[Part of a data file]
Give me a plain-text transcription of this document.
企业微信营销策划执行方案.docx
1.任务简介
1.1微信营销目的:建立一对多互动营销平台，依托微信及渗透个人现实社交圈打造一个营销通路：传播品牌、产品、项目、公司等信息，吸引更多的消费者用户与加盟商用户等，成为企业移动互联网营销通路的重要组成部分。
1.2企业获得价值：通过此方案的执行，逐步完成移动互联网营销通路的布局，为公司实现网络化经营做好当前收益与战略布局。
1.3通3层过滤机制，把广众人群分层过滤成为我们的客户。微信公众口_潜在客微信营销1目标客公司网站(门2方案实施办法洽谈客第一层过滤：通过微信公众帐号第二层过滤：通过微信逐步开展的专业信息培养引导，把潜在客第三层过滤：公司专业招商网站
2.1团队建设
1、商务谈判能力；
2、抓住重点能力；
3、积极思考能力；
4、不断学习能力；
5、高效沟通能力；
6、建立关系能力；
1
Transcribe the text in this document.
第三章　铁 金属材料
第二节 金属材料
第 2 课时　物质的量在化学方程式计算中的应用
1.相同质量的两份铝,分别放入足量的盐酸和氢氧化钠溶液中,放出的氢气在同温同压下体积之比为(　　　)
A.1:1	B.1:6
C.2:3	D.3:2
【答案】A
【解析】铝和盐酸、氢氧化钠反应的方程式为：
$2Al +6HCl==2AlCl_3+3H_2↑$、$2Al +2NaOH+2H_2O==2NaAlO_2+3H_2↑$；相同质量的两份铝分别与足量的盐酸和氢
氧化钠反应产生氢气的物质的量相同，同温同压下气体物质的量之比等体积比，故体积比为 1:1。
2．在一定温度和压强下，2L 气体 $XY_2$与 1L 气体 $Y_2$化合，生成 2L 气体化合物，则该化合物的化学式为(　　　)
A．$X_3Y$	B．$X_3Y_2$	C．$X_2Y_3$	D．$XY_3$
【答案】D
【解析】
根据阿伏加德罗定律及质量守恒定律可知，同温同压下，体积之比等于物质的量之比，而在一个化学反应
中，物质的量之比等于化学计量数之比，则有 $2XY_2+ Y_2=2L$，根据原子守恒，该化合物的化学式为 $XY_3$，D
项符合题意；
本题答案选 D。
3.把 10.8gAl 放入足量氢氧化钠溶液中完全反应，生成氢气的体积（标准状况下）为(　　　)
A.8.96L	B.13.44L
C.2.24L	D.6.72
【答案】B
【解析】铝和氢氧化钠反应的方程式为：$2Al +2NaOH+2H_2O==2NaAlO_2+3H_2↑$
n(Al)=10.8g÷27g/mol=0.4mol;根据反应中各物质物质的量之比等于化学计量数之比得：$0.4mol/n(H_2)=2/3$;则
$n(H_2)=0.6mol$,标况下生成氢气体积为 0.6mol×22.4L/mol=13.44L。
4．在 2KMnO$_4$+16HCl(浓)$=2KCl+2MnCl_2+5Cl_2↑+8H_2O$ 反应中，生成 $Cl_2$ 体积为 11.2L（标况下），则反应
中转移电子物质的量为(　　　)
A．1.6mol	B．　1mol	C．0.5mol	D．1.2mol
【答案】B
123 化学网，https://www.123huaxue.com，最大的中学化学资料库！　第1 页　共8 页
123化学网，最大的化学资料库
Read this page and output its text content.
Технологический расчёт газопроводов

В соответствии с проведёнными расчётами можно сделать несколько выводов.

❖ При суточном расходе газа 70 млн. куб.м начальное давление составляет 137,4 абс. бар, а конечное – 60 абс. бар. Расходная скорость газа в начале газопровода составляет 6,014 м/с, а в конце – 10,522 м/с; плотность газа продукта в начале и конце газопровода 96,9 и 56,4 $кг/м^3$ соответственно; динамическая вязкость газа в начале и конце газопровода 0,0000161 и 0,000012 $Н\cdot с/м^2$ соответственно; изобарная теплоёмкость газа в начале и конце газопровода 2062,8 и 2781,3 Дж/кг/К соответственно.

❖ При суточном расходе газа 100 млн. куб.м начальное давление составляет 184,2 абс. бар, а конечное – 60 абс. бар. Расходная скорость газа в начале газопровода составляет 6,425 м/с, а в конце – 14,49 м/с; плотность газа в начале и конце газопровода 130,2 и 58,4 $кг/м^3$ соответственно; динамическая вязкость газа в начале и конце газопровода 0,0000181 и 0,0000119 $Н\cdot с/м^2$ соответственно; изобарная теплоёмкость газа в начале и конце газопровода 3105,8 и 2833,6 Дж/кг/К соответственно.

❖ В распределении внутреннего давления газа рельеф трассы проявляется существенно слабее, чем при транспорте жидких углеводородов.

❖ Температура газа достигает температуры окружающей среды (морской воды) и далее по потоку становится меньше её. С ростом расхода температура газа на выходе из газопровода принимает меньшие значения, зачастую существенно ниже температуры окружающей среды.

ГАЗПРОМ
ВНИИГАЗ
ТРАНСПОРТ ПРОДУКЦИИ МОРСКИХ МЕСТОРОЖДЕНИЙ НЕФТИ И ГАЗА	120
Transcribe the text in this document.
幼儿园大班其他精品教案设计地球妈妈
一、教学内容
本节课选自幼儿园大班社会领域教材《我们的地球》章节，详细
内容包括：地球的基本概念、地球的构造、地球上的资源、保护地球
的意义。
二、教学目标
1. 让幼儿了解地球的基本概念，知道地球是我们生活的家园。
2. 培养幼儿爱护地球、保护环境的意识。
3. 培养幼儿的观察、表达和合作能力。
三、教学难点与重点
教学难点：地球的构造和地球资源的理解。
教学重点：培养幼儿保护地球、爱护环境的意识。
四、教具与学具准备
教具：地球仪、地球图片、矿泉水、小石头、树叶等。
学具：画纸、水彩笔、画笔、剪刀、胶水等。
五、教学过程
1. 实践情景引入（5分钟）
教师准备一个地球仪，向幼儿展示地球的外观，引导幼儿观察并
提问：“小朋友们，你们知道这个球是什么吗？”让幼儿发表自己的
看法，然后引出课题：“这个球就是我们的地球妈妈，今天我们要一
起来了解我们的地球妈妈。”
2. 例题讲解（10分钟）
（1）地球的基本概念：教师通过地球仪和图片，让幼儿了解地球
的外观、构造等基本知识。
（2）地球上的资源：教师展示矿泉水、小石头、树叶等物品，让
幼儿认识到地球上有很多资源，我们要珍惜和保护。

→ Task to carry out
Find every line in the records that has the string "начальное", then state how many there are and nothing else.

→ Solution below
2